• Required task
Gather up every line from the entries below that uses the word "السمات".

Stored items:
'''
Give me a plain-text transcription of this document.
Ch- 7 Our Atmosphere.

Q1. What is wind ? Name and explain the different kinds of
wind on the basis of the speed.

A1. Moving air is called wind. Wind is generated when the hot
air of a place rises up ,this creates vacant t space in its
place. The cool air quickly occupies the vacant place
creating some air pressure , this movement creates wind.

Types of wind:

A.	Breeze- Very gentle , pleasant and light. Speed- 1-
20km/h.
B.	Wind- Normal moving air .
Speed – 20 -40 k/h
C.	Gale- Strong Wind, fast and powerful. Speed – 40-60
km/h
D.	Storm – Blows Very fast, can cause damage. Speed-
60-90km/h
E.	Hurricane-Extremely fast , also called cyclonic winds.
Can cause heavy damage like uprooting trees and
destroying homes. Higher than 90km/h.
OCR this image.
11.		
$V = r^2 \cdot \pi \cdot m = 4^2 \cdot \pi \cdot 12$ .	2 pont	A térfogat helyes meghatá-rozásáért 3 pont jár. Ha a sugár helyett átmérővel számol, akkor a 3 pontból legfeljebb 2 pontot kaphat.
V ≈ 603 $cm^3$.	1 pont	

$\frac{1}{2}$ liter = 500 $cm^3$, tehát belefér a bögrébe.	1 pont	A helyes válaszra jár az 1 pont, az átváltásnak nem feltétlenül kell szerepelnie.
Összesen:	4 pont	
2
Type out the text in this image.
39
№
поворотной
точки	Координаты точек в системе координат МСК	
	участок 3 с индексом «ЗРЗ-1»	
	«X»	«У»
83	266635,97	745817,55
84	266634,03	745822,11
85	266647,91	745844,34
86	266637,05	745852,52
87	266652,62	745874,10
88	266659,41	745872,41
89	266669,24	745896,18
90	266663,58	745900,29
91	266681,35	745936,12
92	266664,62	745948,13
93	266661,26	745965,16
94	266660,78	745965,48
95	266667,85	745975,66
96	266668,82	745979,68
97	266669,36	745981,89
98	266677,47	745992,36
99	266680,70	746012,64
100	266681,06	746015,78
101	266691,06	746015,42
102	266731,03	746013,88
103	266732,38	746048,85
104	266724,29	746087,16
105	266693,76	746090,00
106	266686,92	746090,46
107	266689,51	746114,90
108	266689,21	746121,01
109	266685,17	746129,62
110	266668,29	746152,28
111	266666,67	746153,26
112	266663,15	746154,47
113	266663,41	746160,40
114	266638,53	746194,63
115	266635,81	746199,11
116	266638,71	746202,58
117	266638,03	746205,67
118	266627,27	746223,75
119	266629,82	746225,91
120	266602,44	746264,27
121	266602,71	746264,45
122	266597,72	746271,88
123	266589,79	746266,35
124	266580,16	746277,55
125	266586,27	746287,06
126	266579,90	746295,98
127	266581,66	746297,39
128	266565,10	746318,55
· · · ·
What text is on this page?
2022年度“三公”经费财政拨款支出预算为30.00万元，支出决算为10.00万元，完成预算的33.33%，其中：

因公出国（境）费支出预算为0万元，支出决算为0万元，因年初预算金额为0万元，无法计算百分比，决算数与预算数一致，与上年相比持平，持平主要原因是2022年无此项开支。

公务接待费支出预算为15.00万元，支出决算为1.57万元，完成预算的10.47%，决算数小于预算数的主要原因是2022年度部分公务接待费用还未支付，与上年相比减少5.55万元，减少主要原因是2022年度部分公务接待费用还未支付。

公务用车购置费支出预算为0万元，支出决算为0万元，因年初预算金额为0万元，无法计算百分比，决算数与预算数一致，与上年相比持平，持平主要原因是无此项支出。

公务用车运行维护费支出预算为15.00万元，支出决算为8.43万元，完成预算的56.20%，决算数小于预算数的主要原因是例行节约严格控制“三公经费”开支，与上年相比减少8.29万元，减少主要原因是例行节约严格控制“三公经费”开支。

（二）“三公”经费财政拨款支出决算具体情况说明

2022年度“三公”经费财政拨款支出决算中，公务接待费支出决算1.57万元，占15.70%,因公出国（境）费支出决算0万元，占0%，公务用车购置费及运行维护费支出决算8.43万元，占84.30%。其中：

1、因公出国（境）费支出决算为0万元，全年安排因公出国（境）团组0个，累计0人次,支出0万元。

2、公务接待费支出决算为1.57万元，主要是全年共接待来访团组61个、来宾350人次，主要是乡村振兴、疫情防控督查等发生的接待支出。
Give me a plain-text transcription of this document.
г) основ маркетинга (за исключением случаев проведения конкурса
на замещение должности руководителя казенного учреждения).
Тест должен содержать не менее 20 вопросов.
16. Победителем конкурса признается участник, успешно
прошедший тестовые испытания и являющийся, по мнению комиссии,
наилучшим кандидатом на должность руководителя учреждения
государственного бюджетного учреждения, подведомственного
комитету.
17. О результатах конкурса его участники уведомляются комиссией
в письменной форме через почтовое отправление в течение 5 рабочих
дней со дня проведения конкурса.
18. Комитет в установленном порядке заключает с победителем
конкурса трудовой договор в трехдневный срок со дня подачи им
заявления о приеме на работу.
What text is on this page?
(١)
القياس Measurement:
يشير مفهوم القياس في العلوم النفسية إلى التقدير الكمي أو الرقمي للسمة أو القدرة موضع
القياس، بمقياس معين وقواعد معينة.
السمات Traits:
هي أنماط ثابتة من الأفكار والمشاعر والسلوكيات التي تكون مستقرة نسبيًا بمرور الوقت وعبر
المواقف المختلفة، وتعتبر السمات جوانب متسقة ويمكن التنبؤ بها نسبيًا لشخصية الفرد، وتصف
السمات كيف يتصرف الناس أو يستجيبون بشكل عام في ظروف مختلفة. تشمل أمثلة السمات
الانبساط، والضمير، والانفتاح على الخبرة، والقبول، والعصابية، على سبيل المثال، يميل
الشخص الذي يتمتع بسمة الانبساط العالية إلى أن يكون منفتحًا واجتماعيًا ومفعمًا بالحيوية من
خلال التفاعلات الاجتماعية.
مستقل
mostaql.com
'''
• Answer in full
السمات Traits:
المواقف المختلفة، وتعتبر السمات جوانب متسقة ويمكن التنبؤ بها نسبيًا لشخصية الفرد، وتصف
السمات كيف يتصرف الناس أو يستجيبون بشكل عام في ظروف مختلفة. تشمل أمثلة السمات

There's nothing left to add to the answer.